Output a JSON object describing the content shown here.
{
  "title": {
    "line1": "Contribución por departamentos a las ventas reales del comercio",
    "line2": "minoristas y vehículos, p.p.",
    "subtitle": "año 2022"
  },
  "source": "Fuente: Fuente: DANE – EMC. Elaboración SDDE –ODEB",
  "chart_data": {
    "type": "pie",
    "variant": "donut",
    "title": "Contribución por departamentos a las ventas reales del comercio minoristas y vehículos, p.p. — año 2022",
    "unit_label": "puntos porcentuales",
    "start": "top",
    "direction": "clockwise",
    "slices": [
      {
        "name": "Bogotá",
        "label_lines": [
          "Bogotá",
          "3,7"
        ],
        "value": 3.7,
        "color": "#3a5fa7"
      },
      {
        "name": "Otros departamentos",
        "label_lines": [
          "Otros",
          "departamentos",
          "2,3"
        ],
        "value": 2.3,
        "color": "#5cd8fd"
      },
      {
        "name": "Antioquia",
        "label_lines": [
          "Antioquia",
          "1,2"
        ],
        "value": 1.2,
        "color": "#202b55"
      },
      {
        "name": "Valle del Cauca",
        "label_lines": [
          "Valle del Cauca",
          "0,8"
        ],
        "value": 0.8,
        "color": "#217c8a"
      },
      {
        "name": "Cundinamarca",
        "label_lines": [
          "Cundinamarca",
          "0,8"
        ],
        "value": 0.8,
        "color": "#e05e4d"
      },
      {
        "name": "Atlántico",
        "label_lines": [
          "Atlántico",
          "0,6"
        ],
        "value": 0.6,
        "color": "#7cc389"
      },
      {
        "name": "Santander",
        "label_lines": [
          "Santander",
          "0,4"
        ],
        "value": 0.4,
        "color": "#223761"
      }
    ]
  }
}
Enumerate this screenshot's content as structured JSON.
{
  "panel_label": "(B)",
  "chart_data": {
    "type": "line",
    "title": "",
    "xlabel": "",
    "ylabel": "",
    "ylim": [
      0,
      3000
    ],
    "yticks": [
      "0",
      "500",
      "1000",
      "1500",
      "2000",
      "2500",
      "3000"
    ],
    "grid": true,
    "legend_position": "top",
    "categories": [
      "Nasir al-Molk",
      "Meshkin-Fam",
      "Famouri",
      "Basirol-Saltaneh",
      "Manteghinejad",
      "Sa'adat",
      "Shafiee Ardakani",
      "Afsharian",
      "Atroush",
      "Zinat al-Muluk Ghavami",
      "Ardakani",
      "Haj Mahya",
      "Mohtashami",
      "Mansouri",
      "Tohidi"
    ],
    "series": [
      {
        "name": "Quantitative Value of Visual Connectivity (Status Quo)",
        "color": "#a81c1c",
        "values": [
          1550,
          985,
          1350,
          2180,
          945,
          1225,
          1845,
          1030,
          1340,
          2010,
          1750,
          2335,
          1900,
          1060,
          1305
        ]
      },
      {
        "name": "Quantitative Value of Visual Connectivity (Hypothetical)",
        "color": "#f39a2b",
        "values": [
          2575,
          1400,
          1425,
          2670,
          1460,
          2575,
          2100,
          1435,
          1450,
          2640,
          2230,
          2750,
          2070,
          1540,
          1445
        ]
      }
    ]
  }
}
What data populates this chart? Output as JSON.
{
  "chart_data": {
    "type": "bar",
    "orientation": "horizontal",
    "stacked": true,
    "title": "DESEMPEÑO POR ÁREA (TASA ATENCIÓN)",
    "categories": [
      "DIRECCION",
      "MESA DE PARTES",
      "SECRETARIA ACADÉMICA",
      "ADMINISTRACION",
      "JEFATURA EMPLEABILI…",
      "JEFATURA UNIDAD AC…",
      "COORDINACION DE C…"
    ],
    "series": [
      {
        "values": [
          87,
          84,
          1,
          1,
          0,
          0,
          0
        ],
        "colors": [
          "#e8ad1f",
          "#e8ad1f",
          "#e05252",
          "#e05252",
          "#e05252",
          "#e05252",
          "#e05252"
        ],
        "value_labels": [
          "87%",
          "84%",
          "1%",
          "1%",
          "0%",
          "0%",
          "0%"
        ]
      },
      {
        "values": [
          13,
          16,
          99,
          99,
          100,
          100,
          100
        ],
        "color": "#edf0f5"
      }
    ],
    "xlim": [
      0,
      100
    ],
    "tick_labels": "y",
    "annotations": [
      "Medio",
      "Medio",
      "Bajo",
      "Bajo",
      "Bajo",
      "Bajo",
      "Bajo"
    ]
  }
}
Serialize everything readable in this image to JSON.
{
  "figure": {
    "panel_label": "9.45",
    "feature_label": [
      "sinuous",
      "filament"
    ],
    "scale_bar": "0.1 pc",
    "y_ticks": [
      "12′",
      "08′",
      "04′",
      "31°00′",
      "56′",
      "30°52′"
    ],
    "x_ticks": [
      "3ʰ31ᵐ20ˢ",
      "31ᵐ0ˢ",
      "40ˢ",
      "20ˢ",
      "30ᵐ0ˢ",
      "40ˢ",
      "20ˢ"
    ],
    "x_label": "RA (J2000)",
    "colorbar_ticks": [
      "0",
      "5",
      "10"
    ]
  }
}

================

◆ Instructions for the task ◆
Above are some records. Print them all exactly.

◆ Task response ◆
Output a JSON object describing the content shown here.
{
  "title": {
    "line1": "Contribución por departamentos a las ventas reales del comercio",
    "line2": "minoristas y vehículos, p.p.",
    "subtitle": "año 2022"
  },
  "source": "Fuente: Fuente: DANE – EMC. Elaboración SDDE –ODEB",
  "chart_data": {
    "type": "pie",
    "variant": "donut",
    "title": "Contribución por departamentos a las ventas reales del comercio minoristas y vehículos, p.p. — año 2022",
    "unit_label": "puntos porcentuales",
    "start": "top",
    "direction": "clockwise",
    "slices": [
      {
        "name": "Bogotá",
        "label_lines": [
          "Bogotá",
          "3,7"
        ],
        "value": 3.7,
        "color": "#3a5fa7"
      },
      {
        "name": "Otros departamentos",
        "label_lines": [
          "Otros",
          "departamentos",
          "2,3"
        ],
        "value": 2.3,
        "color": "#5cd8fd"
      },
      {
        "name": "Antioquia",
        "label_lines": [
          "Antioquia",
          "1,2"
        ],
        "value": 1.2,
        "color": "#202b55"
      },
      {
        "name": "Valle del Cauca",
        "label_lines": [
          "Valle del Cauca",
          "0,8"
        ],
        "value": 0.8,
        "color": "#217c8a"
      },
      {
        "name": "Cundinamarca",
        "label_lines": [
          "Cundinamarca",
          "0,8"
        ],
        "value": 0.8,
        "color": "#e05e4d"
      },
      {
        "name": "Atlántico",
        "label_lines": [
          "Atlántico",
          "0,6"
        ],
        "value": 0.6,
        "color": "#7cc389"
      },
      {
        "name": "Santander",
        "label_lines": [
          "Santander",
          "0,4"
        ],
        "value": 0.4,
        "color": "#223761"
      }
    ]
  }
}
Enumerate this screenshot's content as structured JSON.
{
  "panel_label": "(B)",
  "chart_data": {
    "type": "line",
    "title": "",
    "xlabel": "",
    "ylabel": "",
    "ylim": [
      0,
      3000
    ],
    "yticks": [
      "0",
      "500",
      "1000",
      "1500",
      "2000",
      "2500",
      "3000"
    ],
    "grid": true,
    "legend_position": "top",
    "categories": [
      "Nasir al-Molk",
      "Meshkin-Fam",
      "Famouri",
      "Basirol-Saltaneh",
      "Manteghinejad",
      "Sa'adat",
      "Shafiee Ardakani",
      "Afsharian",
      "Atroush",
      "Zinat al-Muluk Ghavami",
      "Ardakani",
      "Haj Mahya",
      "Mohtashami",
      "Mansouri",
      "Tohidi"
    ],
    "series": [
      {
        "name": "Quantitative Value of Visual Connectivity (Status Quo)",
        "color": "#a81c1c",
        "values": [
          1550,
          985,
          1350,
          2180,
          945,
          1225,
          1845,
          1030,
          1340,
          2010,
          1750,
          2335,
          1900,
          1060,
          1305
        ]
      },
      {
        "name": "Quantitative Value of Visual Connectivity (Hypothetical)",
        "color": "#f39a2b",
        "values": [
          2575,
          1400,
          1425,
          2670,
          1460,
          2575,
          2100,
          1435,
          1450,
          2640,
          2230,
          2750,
          2070,
          1540,
          1445
        ]
      }
    ]
  }
}
What data populates this chart? Output as JSON.
{
  "chart_data": {
    "type": "bar",
    "orientation": "horizontal",
    "stacked": true,
    "title": "DESEMPEÑO POR ÁREA (TASA ATENCIÓN)",
    "categories": [
      "DIRECCION",
      "MESA DE PARTES",
      "SECRETARIA ACADÉMICA",
      "ADMINISTRACION",
      "JEFATURA EMPLEABILI…",
      "JEFATURA UNIDAD AC…",
      "COORDINACION DE C…"
    ],
    "series": [
      {
        "values": [
          87,
          84,
          1,
          1,
          0,
          0,
          0
        ],
        "colors": [
          "#e8ad1f",
          "#e8ad1f",
          "#e05252",
          "#e05252",
          "#e05252",
          "#e05252",
          "#e05252"
        ],
        "value_labels": [
          "87%",
          "84%",
          "1%",
          "1%",
          "0%",
          "0%",
          "0%"
        ]
      },
      {
        "values": [
          13,
          16,
          99,
          99,
          100,
          100,
          100
        ],
        "color": "#edf0f5"
      }
    ],
    "xlim": [
      0,
      100
    ],
    "tick_labels": "y",
    "annotations": [
      "Medio",
      "Medio",
      "Bajo",
      "Bajo",
      "Bajo",
      "Bajo",
      "Bajo"
    ]
  }
}
Serialize everything readable in this image to JSON.
{
  "figure": {
    "panel_label": "9.45",
    "feature_label": [
      "sinuous",
      "filament"
    ],
    "scale_bar": "0.1 pc",
    "y_ticks": [
      "12′",
      "08′",
      "04′",
      "31°00′",
      "56′",
      "30°52′"
    ],
    "x_ticks": [
      "3ʰ31ᵐ20ˢ",
      "31ᵐ0ˢ",
      "40ˢ",
      "20ˢ",
      "30ᵐ0ˢ",
      "40ˢ",
      "20ˢ"
    ],
    "x_label": "RA (J2000)",
    "colorbar_ticks": [
      "0",
      "5",
      "10"
    ]
  }
}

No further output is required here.